#### [GOAL]
Return every record verbatim.

________________________

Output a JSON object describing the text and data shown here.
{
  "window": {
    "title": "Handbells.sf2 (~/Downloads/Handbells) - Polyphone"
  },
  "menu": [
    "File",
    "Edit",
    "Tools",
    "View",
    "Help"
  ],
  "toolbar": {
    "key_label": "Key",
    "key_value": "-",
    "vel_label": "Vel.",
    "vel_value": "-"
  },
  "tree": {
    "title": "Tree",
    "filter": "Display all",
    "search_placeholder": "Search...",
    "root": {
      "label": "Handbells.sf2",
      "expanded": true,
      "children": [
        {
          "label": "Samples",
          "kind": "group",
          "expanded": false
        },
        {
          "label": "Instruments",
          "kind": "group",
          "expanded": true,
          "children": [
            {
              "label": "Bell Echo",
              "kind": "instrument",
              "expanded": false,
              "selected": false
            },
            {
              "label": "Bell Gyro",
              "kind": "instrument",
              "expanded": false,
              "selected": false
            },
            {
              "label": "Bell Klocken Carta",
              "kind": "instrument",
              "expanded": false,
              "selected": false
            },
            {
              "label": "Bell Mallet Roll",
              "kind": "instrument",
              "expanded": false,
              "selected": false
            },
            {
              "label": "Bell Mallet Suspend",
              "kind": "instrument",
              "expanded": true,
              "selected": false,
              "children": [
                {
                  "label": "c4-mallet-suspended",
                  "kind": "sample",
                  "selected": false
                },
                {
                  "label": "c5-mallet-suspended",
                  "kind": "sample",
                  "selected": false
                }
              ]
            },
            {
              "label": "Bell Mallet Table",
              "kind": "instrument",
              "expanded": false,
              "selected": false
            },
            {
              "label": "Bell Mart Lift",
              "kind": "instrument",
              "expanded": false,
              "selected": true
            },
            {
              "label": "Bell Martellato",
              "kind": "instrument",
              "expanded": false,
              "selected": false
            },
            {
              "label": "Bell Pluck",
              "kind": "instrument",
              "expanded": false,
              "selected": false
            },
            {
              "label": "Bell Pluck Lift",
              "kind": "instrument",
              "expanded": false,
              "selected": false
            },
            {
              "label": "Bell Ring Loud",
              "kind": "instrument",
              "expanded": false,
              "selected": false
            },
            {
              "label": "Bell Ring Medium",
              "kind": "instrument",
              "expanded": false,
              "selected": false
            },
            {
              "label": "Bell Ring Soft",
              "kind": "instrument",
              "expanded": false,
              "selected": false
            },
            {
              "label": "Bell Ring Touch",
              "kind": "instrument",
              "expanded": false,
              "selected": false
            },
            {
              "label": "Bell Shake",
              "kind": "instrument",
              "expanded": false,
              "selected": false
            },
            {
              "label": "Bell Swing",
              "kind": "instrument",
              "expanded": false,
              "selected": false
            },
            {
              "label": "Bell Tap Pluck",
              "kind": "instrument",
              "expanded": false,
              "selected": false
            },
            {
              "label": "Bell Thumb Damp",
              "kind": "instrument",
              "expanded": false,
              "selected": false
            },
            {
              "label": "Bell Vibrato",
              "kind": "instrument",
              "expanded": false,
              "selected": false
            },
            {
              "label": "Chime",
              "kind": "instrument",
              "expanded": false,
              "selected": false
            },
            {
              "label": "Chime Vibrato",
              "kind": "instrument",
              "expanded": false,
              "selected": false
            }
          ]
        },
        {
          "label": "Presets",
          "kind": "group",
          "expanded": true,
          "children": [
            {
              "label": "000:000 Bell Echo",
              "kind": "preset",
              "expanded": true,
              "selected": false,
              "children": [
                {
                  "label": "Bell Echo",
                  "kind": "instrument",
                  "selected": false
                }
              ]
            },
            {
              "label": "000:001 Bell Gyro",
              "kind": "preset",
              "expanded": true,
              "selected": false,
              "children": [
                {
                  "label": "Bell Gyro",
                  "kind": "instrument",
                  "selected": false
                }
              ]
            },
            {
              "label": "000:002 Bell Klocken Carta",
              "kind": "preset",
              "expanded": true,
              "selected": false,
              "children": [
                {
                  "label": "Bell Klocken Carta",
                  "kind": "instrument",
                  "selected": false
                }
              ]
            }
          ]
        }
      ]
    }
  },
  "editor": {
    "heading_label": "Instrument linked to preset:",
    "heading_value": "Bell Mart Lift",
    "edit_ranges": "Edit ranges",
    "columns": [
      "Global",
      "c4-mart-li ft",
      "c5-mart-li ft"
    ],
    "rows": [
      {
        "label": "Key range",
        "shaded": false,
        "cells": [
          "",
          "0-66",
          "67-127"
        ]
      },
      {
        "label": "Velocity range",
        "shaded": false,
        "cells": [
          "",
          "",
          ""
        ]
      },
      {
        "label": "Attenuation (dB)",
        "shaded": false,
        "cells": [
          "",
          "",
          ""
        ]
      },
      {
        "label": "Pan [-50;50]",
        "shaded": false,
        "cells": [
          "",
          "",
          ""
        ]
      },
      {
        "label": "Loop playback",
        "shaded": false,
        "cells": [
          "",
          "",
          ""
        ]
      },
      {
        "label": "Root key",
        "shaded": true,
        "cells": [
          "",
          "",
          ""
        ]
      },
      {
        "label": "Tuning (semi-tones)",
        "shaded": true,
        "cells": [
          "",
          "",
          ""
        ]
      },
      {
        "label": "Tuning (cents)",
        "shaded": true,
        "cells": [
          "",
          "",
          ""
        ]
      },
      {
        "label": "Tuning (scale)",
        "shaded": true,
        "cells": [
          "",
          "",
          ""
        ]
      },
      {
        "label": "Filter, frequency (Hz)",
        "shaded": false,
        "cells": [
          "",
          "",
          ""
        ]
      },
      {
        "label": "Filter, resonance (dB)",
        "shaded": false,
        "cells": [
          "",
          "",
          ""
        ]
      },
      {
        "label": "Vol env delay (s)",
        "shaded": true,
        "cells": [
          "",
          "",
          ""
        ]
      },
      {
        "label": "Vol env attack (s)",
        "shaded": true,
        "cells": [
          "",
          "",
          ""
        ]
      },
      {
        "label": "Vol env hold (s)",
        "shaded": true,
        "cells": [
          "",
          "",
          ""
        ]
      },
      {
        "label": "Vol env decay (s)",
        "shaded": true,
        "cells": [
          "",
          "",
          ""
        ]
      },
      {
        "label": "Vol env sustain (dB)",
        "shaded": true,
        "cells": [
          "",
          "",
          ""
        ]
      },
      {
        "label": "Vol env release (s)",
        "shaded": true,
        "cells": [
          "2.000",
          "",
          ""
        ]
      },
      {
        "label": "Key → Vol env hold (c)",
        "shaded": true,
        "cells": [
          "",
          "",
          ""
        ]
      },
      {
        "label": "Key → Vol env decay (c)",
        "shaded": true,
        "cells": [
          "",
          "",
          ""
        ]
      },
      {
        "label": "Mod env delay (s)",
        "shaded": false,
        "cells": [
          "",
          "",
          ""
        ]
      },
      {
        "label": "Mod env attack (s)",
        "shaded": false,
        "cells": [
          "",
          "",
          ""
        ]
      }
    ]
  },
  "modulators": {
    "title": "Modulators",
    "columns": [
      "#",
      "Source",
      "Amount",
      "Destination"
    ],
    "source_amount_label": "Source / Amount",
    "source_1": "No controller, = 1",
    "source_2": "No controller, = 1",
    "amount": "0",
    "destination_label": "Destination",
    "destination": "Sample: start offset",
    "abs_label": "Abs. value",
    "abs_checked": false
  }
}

________________________

#### [THE SOLUTION]
Output a JSON object describing the text and data shown here.
{
  "window": {
    "title": "Handbells.sf2 (~/Downloads/Handbells) - Polyphone"
  },
  "menu": [
    "File",
    "Edit",
    "Tools",
    "View",
    "Help"
  ],
  "toolbar": {
    "key_label": "Key",
    "key_value": "-",
    "vel_label": "Vel.",
    "vel_value": "-"
  },
  "tree": {
    "title": "Tree",
    "filter": "Display all",
    "search_placeholder": "Search...",
    "root": {
      "label": "Handbells.sf2",
      "expanded": true,
      "children": [
        {
          "label": "Samples",
          "kind": "group",
          "expanded": false
        },
        {
          "label": "Instruments",
          "kind": "group",
          "expanded": true,
          "children": [
            {
              "label": "Bell Echo",
              "kind": "instrument",
              "expanded": false,
              "selected": false
            },
            {
              "label": "Bell Gyro",
              "kind": "instrument",
              "expanded": false,
              "selected": false
            },
            {
              "label": "Bell Klocken Carta",
              "kind": "instrument",
              "expanded": false,
              "selected": false
            },
            {
              "label": "Bell Mallet Roll",
              "kind": "instrument",
              "expanded": false,
              "selected": false
            },
            {
              "label": "Bell Mallet Suspend",
              "kind": "instrument",
              "expanded": true,
              "selected": false,
              "children": [
                {
                  "label": "c4-mallet-suspended",
                  "kind": "sample",
                  "selected": false
                },
                {
                  "label": "c5-mallet-suspended",
                  "kind": "sample",
                  "selected": false
                }
              ]
            },
            {
              "label": "Bell Mallet Table",
              "kind": "instrument",
              "expanded": false,
              "selected": false
            },
            {
              "label": "Bell Mart Lift",
              "kind": "instrument",
              "expanded": false,
              "selected": true
            },
            {
              "label": "Bell Martellato",
              "kind": "instrument",
              "expanded": false,
              "selected": false
            },
            {
              "label": "Bell Pluck",
              "kind": "instrument",
              "expanded": false,
              "selected": false
            },
            {
              "label": "Bell Pluck Lift",
              "kind": "instrument",
              "expanded": false,
              "selected": false
            },
            {
              "label": "Bell Ring Loud",
              "kind": "instrument",
              "expanded": false,
              "selected": false
            },
            {
              "label": "Bell Ring Medium",
              "kind": "instrument",
              "expanded": false,
              "selected": false
            },
            {
              "label": "Bell Ring Soft",
              "kind": "instrument",
              "expanded": false,
              "selected": false
            },
            {
              "label": "Bell Ring Touch",
              "kind": "instrument",
              "expanded": false,
              "selected": false
            },
            {
              "label": "Bell Shake",
              "kind": "instrument",
              "expanded": false,
              "selected": false
            },
            {
              "label": "Bell Swing",
              "kind": "instrument",
              "expanded": false,
              "selected": false
            },
            {
              "label": "Bell Tap Pluck",
              "kind": "instrument",
              "expanded": false,
              "selected": false
            },
            {
              "label": "Bell Thumb Damp",
              "kind": "instrument",
              "expanded": false,
              "selected": false
            },
            {
              "label": "Bell Vibrato",
              "kind": "instrument",
              "expanded": false,
              "selected": false
            },
            {
              "label": "Chime",
              "kind": "instrument",
              "expanded": false,
              "selected": false
            },
            {
              "label": "Chime Vibrato",
              "kind": "instrument",
              "expanded": false,
              "selected": false
            }
          ]
        },
        {
          "label": "Presets",
          "kind": "group",
          "expanded": true,
          "children": [
            {
              "label": "000:000 Bell Echo",
              "kind": "preset",
              "expanded": true,
              "selected": false,
              "children": [
                {
                  "label": "Bell Echo",
                  "kind": "instrument",
                  "selected": false
                }
              ]
            },
            {
              "label": "000:001 Bell Gyro",
              "kind": "preset",
              "expanded": true,
              "selected": false,
              "children": [
                {
                  "label": "Bell Gyro",
                  "kind": "instrument",
                  "selected": false
                }
              ]
            },
            {
              "label": "000:002 Bell Klocken Carta",
              "kind": "preset",
              "expanded": true,
              "selected": false,
              "children": [
                {
                  "label": "Bell Klocken Carta",
                  "kind": "instrument",
                  "selected": false
                }
              ]
            }
          ]
        }
      ]
    }
  },
  "editor": {
    "heading_label": "Instrument linked to preset:",
    "heading_value": "Bell Mart Lift",
    "edit_ranges": "Edit ranges",
    "columns": [
      "Global",
      "c4-mart-li ft",
      "c5-mart-li ft"
    ],
    "rows": [
      {
        "label": "Key range",
        "shaded": false,
        "cells": [
          "",
          "0-66",
          "67-127"
        ]
      },
      {
        "label": "Velocity range",
        "shaded": false,
        "cells": [
          "",
          "",
          ""
        ]
      },
      {
        "label": "Attenuation (dB)",
        "shaded": false,
        "cells": [
          "",
          "",
          ""
        ]
      },
      {
        "label": "Pan [-50;50]",
        "shaded": false,
        "cells": [
          "",
          "",
          ""
        ]
      },
      {
        "label": "Loop playback",
        "shaded": false,
        "cells": [
          "",
          "",
          ""
        ]
      },
      {
        "label": "Root key",
        "shaded": true,
        "cells": [
          "",
          "",
          ""
        ]
      },
      {
        "label": "Tuning (semi-tones)",
        "shaded": true,
        "cells": [
          "",
          "",
          ""
        ]
      },
      {
        "label": "Tuning (cents)",
        "shaded": true,
        "cells": [
          "",
          "",
          ""
        ]
      },
      {
        "label": "Tuning (scale)",
        "shaded": true,
        "cells": [
          "",
          "",
          ""
        ]
      },
      {
        "label": "Filter, frequency (Hz)",
        "shaded": false,
        "cells": [
          "",
          "",
          ""
        ]
      },
      {
        "label": "Filter, resonance (dB)",
        "shaded": false,
        "cells": [
          "",
          "",
          ""
        ]
      },
      {
        "label": "Vol env delay (s)",
        "shaded": true,
        "cells": [
          "",
          "",
          ""
        ]
      },
      {
        "label": "Vol env attack (s)",
        "shaded": true,
        "cells": [
          "",
          "",
          ""
        ]
      },
      {
        "label": "Vol env hold (s)",
        "shaded": true,
        "cells": [
          "",
          "",
          ""
        ]
      },
      {
        "label": "Vol env decay (s)",
        "shaded": true,
        "cells": [
          "",
          "",
          ""
        ]
      },
      {
        "label": "Vol env sustain (dB)",
        "shaded": true,
        "cells": [
          "",
          "",
          ""
        ]
      },
      {
        "label": "Vol env release (s)",
        "shaded": true,
        "cells": [
          "2.000",
          "",
          ""
        ]
      },
      {
        "label": "Key → Vol env hold (c)",
        "shaded": true,
        "cells": [
          "",
          "",
          ""
        ]
      },
      {
        "label": "Key → Vol env decay (c)",
        "shaded": true,
        "cells": [
          "",
          "",
          ""
        ]
      },
      {
        "label": "Mod env delay (s)",
        "shaded": false,
        "cells": [
          "",
          "",
          ""
        ]
      },
      {
        "label": "Mod env attack (s)",
        "shaded": false,
        "cells": [
          "",
          "",
          ""
        ]
      }
    ]
  },
  "modulators": {
    "title": "Modulators",
    "columns": [
      "#",
      "Source",
      "Amount",
      "Destination"
    ],
    "source_amount_label": "Source / Amount",
    "source_1": "No controller, = 1",
    "source_2": "No controller, = 1",
    "amount": "0",
    "destination_label": "Destination",
    "destination": "Sample: start offset",
    "abs_label": "Abs. value",
    "abs_checked": false
  }
}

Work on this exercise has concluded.